* _Set problem_:
Write out every entry exactly as it stands.

### Excerpted data

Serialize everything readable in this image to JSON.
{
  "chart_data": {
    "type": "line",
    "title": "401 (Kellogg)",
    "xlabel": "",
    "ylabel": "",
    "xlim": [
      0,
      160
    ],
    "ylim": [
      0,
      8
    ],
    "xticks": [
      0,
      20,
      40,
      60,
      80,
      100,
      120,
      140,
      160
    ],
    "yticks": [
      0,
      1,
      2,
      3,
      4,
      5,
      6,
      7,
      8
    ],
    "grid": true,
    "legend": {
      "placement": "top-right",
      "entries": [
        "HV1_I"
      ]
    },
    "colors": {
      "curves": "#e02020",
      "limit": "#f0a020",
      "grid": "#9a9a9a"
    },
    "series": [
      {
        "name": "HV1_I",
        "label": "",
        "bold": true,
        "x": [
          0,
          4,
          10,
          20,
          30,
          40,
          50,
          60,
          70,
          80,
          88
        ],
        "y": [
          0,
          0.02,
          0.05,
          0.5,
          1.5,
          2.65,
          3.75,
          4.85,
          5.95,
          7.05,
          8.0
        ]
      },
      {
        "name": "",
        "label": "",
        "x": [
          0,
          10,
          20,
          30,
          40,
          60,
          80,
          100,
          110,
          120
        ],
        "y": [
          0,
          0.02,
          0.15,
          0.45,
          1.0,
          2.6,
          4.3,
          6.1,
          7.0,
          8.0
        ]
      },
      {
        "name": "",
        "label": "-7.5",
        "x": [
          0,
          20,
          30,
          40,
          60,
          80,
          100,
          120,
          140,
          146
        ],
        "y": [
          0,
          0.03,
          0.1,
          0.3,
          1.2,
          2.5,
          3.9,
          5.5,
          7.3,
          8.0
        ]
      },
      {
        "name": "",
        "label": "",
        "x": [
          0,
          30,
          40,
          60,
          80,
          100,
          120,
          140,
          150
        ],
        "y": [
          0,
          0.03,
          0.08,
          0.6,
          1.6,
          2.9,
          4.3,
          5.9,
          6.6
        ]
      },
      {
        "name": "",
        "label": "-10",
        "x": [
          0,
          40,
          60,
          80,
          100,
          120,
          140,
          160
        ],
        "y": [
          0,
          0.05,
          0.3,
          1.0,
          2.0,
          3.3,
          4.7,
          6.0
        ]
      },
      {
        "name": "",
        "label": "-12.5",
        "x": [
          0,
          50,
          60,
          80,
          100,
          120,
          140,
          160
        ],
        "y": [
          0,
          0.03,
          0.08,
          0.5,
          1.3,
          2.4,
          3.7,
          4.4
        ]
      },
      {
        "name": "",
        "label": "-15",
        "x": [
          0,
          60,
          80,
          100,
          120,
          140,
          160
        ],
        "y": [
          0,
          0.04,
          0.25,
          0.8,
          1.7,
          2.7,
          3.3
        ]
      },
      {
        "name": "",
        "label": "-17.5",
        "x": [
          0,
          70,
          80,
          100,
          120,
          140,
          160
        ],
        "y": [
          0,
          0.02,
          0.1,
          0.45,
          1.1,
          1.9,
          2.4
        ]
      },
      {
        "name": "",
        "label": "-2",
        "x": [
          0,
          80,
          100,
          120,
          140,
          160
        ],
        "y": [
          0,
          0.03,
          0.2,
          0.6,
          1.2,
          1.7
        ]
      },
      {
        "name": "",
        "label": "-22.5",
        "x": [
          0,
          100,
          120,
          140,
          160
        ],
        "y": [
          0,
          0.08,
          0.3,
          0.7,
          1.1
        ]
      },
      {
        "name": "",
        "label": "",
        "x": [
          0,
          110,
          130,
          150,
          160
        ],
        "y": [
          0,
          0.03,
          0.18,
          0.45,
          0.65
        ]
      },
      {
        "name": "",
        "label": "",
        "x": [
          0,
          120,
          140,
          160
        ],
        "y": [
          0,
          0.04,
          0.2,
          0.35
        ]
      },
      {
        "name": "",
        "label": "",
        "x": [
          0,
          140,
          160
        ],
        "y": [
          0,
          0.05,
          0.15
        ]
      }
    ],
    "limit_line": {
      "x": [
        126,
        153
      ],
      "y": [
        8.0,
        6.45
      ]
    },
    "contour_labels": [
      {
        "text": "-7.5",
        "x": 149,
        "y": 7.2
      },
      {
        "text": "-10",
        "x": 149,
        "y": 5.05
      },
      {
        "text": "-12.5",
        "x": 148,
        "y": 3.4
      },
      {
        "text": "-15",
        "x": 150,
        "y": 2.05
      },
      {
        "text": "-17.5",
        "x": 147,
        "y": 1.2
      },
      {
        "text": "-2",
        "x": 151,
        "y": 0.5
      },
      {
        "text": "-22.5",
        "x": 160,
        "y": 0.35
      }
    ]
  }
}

######

* _Solution to this task_:
Serialize everything readable in this image to JSON.
{
  "chart_data": {
    "type": "line",
    "title": "401 (Kellogg)",
    "xlabel": "",
    "ylabel": "",
    "xlim": [
      0,
      160
    ],
    "ylim": [
      0,
      8
    ],
    "xticks": [
      0,
      20,
      40,
      60,
      80,
      100,
      120,
      140,
      160
    ],
    "yticks": [
      0,
      1,
      2,
      3,
      4,
      5,
      6,
      7,
      8
    ],
    "grid": true,
    "legend": {
      "placement": "top-right",
      "entries": [
        "HV1_I"
      ]
    },
    "colors": {
      "curves": "#e02020",
      "limit": "#f0a020",
      "grid": "#9a9a9a"
    },
    "series": [
      {
        "name": "HV1_I",
        "label": "",
        "bold": true,
        "x": [
          0,
          4,
          10,
          20,
          30,
          40,
          50,
          60,
          70,
          80,
          88
        ],
        "y": [
          0,
          0.02,
          0.05,
          0.5,
          1.5,
          2.65,
          3.75,
          4.85,
          5.95,
          7.05,
          8.0
        ]
      },
      {
        "name": "",
        "label": "",
        "x": [
          0,
          10,
          20,
          30,
          40,
          60,
          80,
          100,
          110,
          120
        ],
        "y": [
          0,
          0.02,
          0.15,
          0.45,
          1.0,
          2.6,
          4.3,
          6.1,
          7.0,
          8.0
        ]
      },
      {
        "name": "",
        "label": "-7.5",
        "x": [
          0,
          20,
          30,
          40,
          60,
          80,
          100,
          120,
          140,
          146
        ],
        "y": [
          0,
          0.03,
          0.1,
          0.3,
          1.2,
          2.5,
          3.9,
          5.5,
          7.3,
          8.0
        ]
      },
      {
        "name": "",
        "label": "",
        "x": [
          0,
          30,
          40,
          60,
          80,
          100,
          120,
          140,
          150
        ],
        "y": [
          0,
          0.03,
          0.08,
          0.6,
          1.6,
          2.9,
          4.3,
          5.9,
          6.6
        ]
      },
      {
        "name": "",
        "label": "-10",
        "x": [
          0,
          40,
          60,
          80,
          100,
          120,
          140,
          160
        ],
        "y": [
          0,
          0.05,
          0.3,
          1.0,
          2.0,
          3.3,
          4.7,
          6.0
        ]
      },
      {
        "name": "",
        "label": "-12.5",
        "x": [
          0,
          50,
          60,
          80,
          100,
          120,
          140,
          160
        ],
        "y": [
          0,
          0.03,
          0.08,
          0.5,
          1.3,
          2.4,
          3.7,
          4.4
        ]
      },
      {
        "name": "",
        "label": "-15",
        "x": [
          0,
          60,
          80,
          100,
          120,
          140,
          160
        ],
        "y": [
          0,
          0.04,
          0.25,
          0.8,
          1.7,
          2.7,
          3.3
        ]
      },
      {
        "name": "",
        "label": "-17.5",
        "x": [
          0,
          70,
          80,
          100,
          120,
          140,
          160
        ],
        "y": [
          0,
          0.02,
          0.1,
          0.45,
          1.1,
          1.9,
          2.4
        ]
      },
      {
        "name": "",
        "label": "-2",
        "x": [
          0,
          80,
          100,
          120,
          140,
          160
        ],
        "y": [
          0,
          0.03,
          0.2,
          0.6,
          1.2,
          1.7
        ]
      },
      {
        "name": "",
        "label": "-22.5",
        "x": [
          0,
          100,
          120,
          140,
          160
        ],
        "y": [
          0,
          0.08,
          0.3,
          0.7,
          1.1
        ]
      },
      {
        "name": "",
        "label": "",
        "x": [
          0,
          110,
          130,
          150,
          160
        ],
        "y": [
          0,
          0.03,
          0.18,
          0.45,
          0.65
        ]
      },
      {
        "name": "",
        "label": "",
        "x": [
          0,
          120,
          140,
          160
        ],
        "y": [
          0,
          0.04,
          0.2,
          0.35
        ]
      },
      {
        "name": "",
        "label": "",
        "x": [
          0,
          140,
          160
        ],
        "y": [
          0,
          0.05,
          0.15
        ]
      }
    ],
    "limit_line": {
      "x": [
        126,
        153
      ],
      "y": [
        8.0,
        6.45
      ]
    },
    "contour_labels": [
      {
        "text": "-7.5",
        "x": 149,
        "y": 7.2
      },
      {
        "text": "-10",
        "x": 149,
        "y": 5.05
      },
      {
        "text": "-12.5",
        "x": 148,
        "y": 3.4
      },
      {
        "text": "-15",
        "x": 150,
        "y": 2.05
      },
      {
        "text": "-17.5",
        "x": 147,
        "y": 1.2
      },
      {
        "text": "-2",
        "x": 151,
        "y": 0.5
      },
      {
        "text": "-22.5",
        "x": 160,
        "y": 0.35
      }
    ]
  }
}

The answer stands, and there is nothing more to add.